## What to do
Repeat the entries below exactly as they appear, with no pictures.

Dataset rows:
* * *

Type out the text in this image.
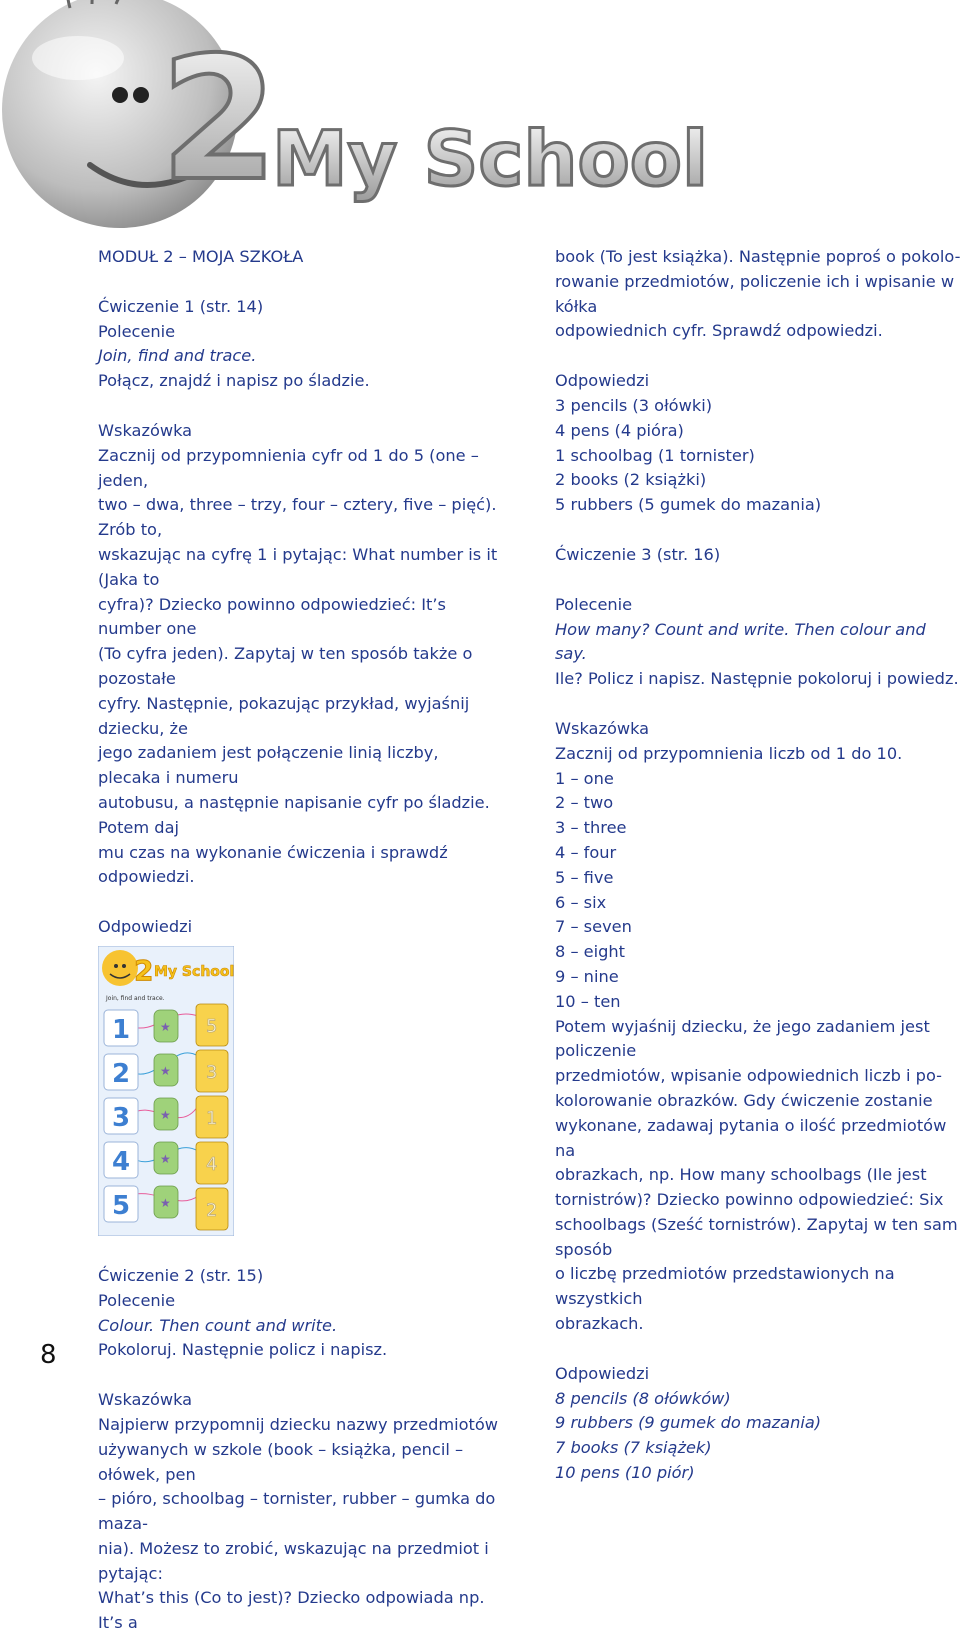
2
My School

MODUŁ 2 – MOJA SZKOŁA

Ćwiczenie 1 (str. 14)

Polecenie

Join, find and trace.

Połącz, znajdź i napisz po śladzie.

Wskazówka

Zacznij od przypomnienia cyfr od 1 do 5 (one – jeden,
two – dwa, three – trzy, four – cztery, five – pięć). Zrób to,
wskazując na cyfrę 1 i pytając: What number is it (Jaka to
cyfra)? Dziecko powinno odpowiedzieć: It’s number one
(To cyfra jeden). Zapytaj w ten sposób także o pozostałe
cyfry. Następnie, pokazując przykład, wyjaśnij dziecku, że
jego zadaniem jest połączenie linią liczby, plecaka i numeru
autobusu, a następnie napisanie cyfr po śladzie. Potem daj
mu czas na wykonanie ćwiczenia i sprawdź odpowiedzi.

Odpowiedzi

2 My School
Join, find and trace.
1
2
3
4
5
★
★
★
★
★
5
3
1
4
2

Ćwiczenie 2 (str. 15)

Polecenie

Colour. Then count and write.

Pokoloruj. Następnie policz i napisz.

Wskazówka

Najpierw przypomnij dziecku nazwy przedmiotów
używanych w szkole (book – książka, pencil – ołówek, pen
– pióro, schoolbag – tornister, rubber – gumka do maza-
nia). Możesz to zrobić, wskazując na przedmiot i pytając:
What’s this (Co to jest)? Dziecko odpowiada np. It’s a
book (To jest książka). Następnie poproś o pokolo-
rowanie przedmiotów, policzenie ich i wpisanie w kółka
odpowiednich cyfr. Sprawdź odpowiedzi.

Odpowiedzi

3 pencils (3 ołówki)
4 pens (4 pióra)
1 schoolbag (1 tornister)
2 books (2 książki)
5 rubbers (5 gumek do mazania)

Ćwiczenie 3 (str. 16)

Polecenie

How many? Count and write. Then colour and say.

Ile? Policz i napisz. Następnie pokoloruj i powiedz.

Wskazówka

Zacznij od przypomnienia liczb od 1 do 10.

1 – one
2 – two
3 – three
4 – four
5 – five
6 – six
7 – seven
8 – eight
9 – nine
10 – ten
Potem wyjaśnij dziecku, że jego zadaniem jest policzenie
przedmiotów, wpisanie odpowiednich liczb i po-
kolorowanie obrazków. Gdy ćwiczenie zostanie
wykonane, zadawaj pytania o ilość przedmiotów na
obrazkach, np. How many schoolbags (Ile jest
tornistrów)? Dziecko powinno odpowiedzieć: Six
schoolbags (Sześć tornistrów). Zapytaj w ten sam sposób
o liczbę przedmiotów przedstawionych na wszystkich
obrazkach.

Odpowiedzi

8 pencils (8 ołówków)
9 rubbers (9 gumek do mazania)
7 books (7 książek)
10 pens (10 piór)
8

* * *

## Task answer
Type out the text in this image.
2
My School

MODUŁ 2 – MOJA SZKOŁA

Ćwiczenie 1 (str. 14)

Polecenie

Join, find and trace.

Połącz, znajdź i napisz po śladzie.

Wskazówka

Zacznij od przypomnienia cyfr od 1 do 5 (one – jeden,
two – dwa, three – trzy, four – cztery, five – pięć). Zrób to,
wskazując na cyfrę 1 i pytając: What number is it (Jaka to
cyfra)? Dziecko powinno odpowiedzieć: It’s number one
(To cyfra jeden). Zapytaj w ten sposób także o pozostałe
cyfry. Następnie, pokazując przykład, wyjaśnij dziecku, że
jego zadaniem jest połączenie linią liczby, plecaka i numeru
autobusu, a następnie napisanie cyfr po śladzie. Potem daj
mu czas na wykonanie ćwiczenia i sprawdź odpowiedzi.

Odpowiedzi

2 My School
Join, find and trace.
1
2
3
4
5
★
★
★
★
★
5
3
1
4
2

Ćwiczenie 2 (str. 15)

Polecenie

Colour. Then count and write.

Pokoloruj. Następnie policz i napisz.

Wskazówka

Najpierw przypomnij dziecku nazwy przedmiotów
używanych w szkole (book – książka, pencil – ołówek, pen
– pióro, schoolbag – tornister, rubber – gumka do maza-
nia). Możesz to zrobić, wskazując na przedmiot i pytając:
What’s this (Co to jest)? Dziecko odpowiada np. It’s a
book (To jest książka). Następnie poproś o pokolo-
rowanie przedmiotów, policzenie ich i wpisanie w kółka
odpowiednich cyfr. Sprawdź odpowiedzi.

Odpowiedzi

3 pencils (3 ołówki)
4 pens (4 pióra)
1 schoolbag (1 tornister)
2 books (2 książki)
5 rubbers (5 gumek do mazania)

Ćwiczenie 3 (str. 16)

Polecenie

How many? Count and write. Then colour and say.

Ile? Policz i napisz. Następnie pokoloruj i powiedz.

Wskazówka

Zacznij od przypomnienia liczb od 1 do 10.

1 – one
2 – two
3 – three
4 – four
5 – five
6 – six
7 – seven
8 – eight
9 – nine
10 – ten
Potem wyjaśnij dziecku, że jego zadaniem jest policzenie
przedmiotów, wpisanie odpowiednich liczb i po-
kolorowanie obrazków. Gdy ćwiczenie zostanie
wykonane, zadawaj pytania o ilość przedmiotów na
obrazkach, np. How many schoolbags (Ile jest
tornistrów)? Dziecko powinno odpowiedzieć: Six
schoolbags (Sześć tornistrów). Zapytaj w ten sam sposób
o liczbę przedmiotów przedstawionych na wszystkich
obrazkach.

Odpowiedzi

8 pencils (8 ołówków)
9 rubbers (9 gumek do mazania)
7 books (7 książek)
10 pens (10 piór)
8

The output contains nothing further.